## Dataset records
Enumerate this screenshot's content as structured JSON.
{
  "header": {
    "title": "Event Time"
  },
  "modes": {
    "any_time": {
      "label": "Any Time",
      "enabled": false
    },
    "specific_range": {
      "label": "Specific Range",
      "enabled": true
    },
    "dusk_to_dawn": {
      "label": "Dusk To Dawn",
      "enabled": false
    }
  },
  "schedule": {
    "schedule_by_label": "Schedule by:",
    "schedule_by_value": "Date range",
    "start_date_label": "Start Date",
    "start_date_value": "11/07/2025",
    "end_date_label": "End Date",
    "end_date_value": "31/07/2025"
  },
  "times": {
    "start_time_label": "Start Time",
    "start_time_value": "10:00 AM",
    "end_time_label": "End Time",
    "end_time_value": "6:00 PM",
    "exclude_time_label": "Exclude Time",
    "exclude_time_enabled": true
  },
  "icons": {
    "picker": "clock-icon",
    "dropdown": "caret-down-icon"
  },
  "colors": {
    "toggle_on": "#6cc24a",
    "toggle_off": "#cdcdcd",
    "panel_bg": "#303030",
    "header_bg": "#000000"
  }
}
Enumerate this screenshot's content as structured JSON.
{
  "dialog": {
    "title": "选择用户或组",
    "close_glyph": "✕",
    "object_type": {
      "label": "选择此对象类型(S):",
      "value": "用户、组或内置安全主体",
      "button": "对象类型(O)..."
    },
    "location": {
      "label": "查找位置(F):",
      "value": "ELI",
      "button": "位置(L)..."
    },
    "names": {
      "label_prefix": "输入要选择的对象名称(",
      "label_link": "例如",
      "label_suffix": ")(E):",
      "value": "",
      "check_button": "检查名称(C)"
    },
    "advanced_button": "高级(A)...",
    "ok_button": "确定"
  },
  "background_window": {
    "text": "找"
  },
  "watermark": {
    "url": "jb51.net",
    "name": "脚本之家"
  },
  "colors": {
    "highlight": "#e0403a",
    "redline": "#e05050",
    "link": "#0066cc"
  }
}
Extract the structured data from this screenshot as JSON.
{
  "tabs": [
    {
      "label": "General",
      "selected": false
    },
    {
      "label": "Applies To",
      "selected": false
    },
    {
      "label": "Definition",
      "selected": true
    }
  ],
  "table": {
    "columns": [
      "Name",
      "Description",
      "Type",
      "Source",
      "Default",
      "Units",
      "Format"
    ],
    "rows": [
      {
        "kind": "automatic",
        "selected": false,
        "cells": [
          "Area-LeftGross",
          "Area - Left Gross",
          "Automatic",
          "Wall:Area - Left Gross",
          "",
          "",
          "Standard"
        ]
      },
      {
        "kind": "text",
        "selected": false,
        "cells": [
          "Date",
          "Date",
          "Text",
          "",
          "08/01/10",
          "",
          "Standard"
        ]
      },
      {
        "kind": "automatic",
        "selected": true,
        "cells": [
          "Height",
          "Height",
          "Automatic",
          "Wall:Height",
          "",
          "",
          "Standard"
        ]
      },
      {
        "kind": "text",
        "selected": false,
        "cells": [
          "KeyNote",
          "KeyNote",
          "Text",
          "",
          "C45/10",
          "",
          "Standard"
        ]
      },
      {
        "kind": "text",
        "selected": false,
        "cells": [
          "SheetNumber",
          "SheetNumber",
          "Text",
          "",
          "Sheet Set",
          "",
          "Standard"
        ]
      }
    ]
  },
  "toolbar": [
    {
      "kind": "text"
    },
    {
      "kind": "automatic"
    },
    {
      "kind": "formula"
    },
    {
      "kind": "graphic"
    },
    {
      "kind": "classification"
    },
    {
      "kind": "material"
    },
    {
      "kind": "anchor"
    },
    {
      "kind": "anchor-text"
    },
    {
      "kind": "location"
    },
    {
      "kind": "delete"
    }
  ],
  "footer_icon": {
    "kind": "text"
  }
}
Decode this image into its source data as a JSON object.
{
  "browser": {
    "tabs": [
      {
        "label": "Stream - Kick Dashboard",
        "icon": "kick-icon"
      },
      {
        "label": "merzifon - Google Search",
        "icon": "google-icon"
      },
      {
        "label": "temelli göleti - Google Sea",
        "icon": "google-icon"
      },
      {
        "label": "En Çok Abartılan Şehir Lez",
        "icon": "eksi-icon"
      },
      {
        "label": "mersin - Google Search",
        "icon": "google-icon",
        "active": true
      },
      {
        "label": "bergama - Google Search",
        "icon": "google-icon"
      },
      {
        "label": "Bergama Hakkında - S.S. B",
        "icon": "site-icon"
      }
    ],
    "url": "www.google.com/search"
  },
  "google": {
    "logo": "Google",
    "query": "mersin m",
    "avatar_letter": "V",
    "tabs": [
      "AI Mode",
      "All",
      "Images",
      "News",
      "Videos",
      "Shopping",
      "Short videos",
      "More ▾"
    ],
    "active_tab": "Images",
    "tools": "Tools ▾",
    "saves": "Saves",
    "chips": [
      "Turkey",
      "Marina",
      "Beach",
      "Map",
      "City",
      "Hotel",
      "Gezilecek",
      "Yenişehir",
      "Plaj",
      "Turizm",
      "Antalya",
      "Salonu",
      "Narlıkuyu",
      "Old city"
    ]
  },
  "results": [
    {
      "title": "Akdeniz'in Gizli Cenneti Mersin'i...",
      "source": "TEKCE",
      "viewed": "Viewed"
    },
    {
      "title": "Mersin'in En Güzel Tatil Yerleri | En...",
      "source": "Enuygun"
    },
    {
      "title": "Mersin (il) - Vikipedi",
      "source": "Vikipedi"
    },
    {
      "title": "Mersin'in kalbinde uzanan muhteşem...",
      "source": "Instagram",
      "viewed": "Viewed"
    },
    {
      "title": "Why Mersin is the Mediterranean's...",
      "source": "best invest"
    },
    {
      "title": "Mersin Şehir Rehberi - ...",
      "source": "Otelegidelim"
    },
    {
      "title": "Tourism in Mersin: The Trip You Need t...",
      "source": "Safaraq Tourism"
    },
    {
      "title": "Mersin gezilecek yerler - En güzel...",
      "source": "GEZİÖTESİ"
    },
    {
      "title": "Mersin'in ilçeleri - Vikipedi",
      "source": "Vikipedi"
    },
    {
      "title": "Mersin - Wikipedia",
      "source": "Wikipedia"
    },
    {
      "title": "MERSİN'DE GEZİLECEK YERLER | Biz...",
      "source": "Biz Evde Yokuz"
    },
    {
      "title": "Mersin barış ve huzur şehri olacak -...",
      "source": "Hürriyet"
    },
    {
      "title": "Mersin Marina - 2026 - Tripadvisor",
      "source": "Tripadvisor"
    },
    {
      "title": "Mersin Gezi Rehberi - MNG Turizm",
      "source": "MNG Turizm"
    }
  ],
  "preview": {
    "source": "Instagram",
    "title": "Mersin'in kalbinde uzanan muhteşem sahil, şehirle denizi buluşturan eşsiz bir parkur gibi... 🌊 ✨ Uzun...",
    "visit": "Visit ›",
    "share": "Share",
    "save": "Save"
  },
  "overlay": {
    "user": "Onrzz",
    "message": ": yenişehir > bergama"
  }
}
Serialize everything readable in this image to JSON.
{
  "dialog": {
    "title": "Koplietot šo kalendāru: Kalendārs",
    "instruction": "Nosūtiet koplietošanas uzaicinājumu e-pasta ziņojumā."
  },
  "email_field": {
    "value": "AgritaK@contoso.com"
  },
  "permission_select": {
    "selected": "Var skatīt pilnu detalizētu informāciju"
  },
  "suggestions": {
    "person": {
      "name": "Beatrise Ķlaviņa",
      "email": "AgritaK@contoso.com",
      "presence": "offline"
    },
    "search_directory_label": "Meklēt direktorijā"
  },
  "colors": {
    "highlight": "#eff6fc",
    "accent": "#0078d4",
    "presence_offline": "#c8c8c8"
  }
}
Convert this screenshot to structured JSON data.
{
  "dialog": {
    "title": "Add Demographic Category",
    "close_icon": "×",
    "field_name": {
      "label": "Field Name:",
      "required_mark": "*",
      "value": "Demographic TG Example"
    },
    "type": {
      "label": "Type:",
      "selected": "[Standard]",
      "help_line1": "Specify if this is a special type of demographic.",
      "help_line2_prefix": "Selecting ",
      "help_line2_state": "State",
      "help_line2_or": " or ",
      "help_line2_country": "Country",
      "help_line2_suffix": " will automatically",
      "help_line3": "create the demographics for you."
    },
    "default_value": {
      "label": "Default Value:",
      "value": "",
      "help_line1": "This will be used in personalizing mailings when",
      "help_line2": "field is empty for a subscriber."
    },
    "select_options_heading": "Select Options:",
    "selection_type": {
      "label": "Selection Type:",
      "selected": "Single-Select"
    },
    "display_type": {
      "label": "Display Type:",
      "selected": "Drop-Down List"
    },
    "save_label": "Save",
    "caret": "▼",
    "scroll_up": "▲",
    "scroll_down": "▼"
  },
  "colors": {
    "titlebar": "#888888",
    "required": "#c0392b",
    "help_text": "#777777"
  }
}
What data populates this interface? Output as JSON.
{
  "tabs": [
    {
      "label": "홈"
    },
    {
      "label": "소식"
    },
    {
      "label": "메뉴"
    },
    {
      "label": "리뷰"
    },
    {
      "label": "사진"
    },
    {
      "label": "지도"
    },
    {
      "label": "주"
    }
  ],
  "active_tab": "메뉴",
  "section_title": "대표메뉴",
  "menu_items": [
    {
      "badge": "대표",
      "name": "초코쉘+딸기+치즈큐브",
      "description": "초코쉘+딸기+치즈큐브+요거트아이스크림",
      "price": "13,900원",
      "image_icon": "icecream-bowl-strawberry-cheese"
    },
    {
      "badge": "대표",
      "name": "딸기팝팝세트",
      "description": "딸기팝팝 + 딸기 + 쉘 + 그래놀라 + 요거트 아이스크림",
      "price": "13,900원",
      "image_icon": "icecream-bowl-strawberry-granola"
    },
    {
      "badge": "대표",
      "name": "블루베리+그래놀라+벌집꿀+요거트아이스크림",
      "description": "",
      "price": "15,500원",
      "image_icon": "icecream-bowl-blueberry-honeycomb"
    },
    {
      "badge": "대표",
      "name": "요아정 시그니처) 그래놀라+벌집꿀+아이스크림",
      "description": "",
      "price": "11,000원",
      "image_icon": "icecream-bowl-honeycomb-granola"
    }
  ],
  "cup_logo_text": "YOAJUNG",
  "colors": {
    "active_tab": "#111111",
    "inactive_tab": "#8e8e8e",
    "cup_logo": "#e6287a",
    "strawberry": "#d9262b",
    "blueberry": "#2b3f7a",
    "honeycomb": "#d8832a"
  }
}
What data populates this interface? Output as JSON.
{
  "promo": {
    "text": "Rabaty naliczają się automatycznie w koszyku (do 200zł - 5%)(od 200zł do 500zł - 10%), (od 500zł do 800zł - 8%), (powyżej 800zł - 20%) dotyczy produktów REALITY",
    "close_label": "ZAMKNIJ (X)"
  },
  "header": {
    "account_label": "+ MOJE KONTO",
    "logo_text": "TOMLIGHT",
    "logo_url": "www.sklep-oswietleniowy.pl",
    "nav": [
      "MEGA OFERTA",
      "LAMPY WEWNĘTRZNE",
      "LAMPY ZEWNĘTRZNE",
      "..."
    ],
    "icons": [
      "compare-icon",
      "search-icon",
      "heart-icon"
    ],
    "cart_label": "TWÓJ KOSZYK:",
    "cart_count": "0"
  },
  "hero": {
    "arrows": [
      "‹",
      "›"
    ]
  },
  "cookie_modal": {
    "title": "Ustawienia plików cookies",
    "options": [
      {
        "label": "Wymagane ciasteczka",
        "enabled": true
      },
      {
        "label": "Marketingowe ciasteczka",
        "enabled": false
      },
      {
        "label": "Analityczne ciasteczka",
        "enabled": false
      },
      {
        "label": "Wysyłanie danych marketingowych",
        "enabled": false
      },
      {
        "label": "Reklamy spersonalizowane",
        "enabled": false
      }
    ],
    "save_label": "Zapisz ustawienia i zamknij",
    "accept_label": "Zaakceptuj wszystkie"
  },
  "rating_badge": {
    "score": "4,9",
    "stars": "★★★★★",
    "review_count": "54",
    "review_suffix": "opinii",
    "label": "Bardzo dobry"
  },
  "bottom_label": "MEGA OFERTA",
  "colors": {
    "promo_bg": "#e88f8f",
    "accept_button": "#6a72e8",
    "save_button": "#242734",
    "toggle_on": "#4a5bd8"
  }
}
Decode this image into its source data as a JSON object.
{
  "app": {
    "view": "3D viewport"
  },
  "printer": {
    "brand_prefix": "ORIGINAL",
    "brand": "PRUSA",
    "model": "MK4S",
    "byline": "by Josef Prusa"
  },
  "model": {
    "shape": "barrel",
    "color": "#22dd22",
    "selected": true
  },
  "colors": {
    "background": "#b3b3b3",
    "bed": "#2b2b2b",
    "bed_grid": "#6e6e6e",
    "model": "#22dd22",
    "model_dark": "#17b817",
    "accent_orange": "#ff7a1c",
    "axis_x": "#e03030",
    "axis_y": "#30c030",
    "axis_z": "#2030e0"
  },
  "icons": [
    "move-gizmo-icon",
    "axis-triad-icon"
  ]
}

## Given request
From the entries above, copy out every line where the string "structured" appears.

## Output of the exercise
Enumerate this screenshot's content as structured JSON.
Enumerate this screenshot's content as structured JSON.
Extract the structured data from this screenshot as JSON.
Convert this screenshot to structured JSON data.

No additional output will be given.